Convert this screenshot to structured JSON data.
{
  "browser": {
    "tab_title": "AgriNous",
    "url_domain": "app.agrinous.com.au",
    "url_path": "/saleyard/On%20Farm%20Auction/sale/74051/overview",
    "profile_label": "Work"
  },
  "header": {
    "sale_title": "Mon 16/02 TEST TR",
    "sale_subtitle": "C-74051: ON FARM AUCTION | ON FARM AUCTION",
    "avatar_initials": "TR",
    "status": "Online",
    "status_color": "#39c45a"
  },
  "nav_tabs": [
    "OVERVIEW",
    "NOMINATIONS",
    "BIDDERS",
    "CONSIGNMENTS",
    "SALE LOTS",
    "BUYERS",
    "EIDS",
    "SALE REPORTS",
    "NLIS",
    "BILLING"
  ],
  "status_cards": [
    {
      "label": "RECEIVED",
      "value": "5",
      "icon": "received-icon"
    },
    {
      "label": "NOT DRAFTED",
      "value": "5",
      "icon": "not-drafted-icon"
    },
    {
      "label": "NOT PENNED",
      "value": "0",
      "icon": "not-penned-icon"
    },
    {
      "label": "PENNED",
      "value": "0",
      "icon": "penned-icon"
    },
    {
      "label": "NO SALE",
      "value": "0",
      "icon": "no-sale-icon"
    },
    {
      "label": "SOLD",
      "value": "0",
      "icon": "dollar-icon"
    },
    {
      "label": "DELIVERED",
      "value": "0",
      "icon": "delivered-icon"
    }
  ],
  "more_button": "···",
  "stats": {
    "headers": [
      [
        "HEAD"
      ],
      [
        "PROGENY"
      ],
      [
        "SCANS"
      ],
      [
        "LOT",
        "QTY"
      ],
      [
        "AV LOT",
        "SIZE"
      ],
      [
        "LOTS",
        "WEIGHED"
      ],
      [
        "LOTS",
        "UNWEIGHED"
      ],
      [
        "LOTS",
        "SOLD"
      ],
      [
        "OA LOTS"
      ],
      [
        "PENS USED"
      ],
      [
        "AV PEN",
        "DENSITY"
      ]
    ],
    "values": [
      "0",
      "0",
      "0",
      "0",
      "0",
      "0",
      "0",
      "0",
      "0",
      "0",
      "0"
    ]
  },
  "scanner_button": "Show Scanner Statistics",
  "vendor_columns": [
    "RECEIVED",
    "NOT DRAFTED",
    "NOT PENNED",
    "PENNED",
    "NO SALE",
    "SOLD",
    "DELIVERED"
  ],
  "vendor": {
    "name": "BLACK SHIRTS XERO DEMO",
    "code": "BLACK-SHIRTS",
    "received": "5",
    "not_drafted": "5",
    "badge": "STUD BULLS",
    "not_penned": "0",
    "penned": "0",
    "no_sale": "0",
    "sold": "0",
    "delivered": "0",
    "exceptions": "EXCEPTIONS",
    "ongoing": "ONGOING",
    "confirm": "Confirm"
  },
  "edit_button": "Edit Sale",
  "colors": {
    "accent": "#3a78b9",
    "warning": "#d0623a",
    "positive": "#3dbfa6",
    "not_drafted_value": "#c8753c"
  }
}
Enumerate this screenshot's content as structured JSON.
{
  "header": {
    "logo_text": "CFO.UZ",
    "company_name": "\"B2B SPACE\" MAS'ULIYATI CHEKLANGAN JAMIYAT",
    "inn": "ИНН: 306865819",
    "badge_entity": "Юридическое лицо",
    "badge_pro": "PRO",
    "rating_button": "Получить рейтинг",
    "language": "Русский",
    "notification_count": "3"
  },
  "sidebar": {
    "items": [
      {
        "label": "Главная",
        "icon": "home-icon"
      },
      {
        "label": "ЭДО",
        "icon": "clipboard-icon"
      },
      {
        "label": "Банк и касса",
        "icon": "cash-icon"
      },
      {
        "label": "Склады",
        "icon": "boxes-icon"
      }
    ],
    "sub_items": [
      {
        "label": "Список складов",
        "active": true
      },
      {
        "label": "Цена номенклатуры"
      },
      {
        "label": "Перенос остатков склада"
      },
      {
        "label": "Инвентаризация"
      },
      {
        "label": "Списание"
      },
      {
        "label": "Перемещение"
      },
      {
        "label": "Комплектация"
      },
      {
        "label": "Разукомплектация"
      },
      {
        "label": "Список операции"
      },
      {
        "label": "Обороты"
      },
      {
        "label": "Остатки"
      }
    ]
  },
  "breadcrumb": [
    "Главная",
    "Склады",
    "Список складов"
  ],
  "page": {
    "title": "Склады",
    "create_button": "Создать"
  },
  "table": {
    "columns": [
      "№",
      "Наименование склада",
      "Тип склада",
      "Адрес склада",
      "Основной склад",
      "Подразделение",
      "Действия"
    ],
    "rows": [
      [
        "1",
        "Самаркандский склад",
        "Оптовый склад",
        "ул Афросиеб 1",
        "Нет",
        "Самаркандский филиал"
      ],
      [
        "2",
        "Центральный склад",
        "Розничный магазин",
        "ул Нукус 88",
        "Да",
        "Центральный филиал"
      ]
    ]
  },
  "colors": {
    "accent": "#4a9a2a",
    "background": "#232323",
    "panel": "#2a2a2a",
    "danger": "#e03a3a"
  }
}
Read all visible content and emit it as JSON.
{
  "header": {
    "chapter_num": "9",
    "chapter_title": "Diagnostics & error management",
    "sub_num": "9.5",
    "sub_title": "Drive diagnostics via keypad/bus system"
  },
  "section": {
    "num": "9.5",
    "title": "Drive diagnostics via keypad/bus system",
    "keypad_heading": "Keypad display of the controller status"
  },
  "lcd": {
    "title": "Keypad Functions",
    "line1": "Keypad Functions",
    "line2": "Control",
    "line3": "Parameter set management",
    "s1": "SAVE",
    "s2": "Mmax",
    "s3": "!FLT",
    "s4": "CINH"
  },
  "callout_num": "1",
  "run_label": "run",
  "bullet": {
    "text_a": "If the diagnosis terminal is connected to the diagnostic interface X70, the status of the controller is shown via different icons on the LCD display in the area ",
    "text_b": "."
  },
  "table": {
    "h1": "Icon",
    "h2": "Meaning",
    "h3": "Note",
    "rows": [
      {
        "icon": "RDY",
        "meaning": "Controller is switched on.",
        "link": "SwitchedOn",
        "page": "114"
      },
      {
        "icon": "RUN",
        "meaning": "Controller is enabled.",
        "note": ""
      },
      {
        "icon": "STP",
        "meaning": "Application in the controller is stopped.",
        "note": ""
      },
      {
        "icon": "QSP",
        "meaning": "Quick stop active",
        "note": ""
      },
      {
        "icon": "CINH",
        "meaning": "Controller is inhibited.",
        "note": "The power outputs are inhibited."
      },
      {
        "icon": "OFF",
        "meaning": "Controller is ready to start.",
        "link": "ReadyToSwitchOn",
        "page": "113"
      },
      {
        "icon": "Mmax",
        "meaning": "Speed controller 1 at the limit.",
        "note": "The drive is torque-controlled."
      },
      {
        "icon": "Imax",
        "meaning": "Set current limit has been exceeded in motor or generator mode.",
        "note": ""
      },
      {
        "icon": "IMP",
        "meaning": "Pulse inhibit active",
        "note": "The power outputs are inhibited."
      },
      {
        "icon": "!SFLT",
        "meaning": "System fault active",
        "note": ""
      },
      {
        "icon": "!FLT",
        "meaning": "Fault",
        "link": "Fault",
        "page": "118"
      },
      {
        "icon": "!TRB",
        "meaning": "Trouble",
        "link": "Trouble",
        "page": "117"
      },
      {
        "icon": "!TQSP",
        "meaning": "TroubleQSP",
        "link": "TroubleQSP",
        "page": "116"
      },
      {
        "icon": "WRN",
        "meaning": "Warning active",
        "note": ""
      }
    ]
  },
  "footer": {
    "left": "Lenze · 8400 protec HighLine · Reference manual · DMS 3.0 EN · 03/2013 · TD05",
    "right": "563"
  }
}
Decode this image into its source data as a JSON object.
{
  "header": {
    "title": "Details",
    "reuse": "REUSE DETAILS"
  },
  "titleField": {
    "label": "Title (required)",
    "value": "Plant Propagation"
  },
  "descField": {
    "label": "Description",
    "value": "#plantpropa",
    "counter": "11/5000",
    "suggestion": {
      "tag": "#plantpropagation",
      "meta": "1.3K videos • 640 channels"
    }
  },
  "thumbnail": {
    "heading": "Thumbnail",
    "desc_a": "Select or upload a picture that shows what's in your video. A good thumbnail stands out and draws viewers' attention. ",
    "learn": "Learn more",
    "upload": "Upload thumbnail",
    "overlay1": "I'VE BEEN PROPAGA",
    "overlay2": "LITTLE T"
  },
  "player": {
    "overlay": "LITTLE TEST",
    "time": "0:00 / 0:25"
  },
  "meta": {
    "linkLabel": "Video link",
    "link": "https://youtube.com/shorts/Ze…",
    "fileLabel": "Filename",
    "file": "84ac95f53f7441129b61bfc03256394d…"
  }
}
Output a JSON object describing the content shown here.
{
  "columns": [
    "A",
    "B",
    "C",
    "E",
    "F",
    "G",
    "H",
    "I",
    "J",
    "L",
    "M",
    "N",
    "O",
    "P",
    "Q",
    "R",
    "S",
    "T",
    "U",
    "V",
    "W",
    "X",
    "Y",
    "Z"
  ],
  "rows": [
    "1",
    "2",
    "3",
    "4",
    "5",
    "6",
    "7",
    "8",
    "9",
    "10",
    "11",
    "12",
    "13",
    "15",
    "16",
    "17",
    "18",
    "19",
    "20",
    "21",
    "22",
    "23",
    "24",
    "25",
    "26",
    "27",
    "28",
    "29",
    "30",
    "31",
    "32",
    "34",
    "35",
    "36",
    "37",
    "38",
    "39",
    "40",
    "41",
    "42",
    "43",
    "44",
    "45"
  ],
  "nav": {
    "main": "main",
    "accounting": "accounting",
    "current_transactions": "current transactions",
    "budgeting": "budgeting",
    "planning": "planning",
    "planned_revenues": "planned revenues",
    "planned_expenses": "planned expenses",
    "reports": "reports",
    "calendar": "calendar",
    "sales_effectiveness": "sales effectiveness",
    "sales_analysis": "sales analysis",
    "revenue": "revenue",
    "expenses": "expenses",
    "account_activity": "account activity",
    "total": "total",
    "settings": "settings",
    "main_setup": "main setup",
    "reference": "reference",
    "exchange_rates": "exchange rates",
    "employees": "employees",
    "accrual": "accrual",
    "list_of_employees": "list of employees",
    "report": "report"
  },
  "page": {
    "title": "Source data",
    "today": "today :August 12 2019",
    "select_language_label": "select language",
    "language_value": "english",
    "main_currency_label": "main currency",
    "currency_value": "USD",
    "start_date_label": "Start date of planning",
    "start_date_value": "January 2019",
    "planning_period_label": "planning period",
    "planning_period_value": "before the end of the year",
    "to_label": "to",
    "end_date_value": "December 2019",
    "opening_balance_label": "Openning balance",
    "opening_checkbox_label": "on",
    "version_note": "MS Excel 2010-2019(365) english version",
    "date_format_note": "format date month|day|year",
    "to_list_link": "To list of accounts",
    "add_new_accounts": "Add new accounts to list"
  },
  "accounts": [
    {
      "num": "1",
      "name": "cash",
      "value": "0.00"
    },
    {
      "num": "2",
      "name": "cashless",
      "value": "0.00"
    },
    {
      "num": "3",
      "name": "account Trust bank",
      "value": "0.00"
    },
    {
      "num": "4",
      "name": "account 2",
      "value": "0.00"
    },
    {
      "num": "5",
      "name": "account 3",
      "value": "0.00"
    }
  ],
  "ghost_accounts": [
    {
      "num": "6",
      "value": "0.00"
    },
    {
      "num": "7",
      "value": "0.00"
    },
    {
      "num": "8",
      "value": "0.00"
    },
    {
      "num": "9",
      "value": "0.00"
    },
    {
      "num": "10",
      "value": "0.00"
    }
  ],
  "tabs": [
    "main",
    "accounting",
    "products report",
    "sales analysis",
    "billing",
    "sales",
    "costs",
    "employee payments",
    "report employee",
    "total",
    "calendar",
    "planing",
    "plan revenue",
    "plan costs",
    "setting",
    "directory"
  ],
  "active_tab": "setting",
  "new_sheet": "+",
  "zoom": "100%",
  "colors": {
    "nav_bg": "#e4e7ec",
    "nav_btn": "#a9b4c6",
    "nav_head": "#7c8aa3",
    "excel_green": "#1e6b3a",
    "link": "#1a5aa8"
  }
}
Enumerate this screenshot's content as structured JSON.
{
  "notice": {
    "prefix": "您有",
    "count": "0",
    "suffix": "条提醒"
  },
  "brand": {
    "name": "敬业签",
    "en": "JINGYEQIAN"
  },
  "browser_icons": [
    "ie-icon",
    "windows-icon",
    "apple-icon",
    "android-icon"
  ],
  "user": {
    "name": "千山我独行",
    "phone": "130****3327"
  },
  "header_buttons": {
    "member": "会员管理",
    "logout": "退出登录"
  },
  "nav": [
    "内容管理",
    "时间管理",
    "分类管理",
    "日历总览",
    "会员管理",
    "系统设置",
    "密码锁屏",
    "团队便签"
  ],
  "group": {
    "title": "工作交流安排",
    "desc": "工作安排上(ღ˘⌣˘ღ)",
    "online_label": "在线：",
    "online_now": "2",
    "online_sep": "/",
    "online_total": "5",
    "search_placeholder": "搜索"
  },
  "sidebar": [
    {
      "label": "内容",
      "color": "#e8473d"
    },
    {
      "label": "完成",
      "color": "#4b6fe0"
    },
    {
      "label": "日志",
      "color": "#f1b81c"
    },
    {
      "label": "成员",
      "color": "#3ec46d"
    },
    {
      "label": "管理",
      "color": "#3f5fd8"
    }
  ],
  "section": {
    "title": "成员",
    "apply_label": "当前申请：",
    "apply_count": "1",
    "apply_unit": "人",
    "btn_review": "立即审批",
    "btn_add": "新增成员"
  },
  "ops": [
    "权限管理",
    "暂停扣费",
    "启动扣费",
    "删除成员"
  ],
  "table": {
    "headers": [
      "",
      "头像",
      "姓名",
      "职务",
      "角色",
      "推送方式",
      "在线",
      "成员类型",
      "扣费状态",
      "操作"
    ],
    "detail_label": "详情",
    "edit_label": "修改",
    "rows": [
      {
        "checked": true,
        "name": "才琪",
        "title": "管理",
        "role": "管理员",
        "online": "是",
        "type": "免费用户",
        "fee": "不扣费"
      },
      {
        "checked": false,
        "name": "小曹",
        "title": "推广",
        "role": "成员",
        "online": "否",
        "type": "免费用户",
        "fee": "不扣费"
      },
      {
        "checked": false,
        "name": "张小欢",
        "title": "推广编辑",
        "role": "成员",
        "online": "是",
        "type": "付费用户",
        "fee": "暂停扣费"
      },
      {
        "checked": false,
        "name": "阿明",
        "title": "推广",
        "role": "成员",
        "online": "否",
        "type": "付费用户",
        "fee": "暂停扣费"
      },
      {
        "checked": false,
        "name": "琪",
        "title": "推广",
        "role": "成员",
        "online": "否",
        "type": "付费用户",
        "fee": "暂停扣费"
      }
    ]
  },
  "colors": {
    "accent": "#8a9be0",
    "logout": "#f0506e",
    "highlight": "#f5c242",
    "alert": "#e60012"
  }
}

**TASK TO COMPLETE**
Copy out every line from the data above that has "Центральный" in it.

**SOLUTION TO THIS TASK**
        "Центральный склад",
        "Центральный филиал"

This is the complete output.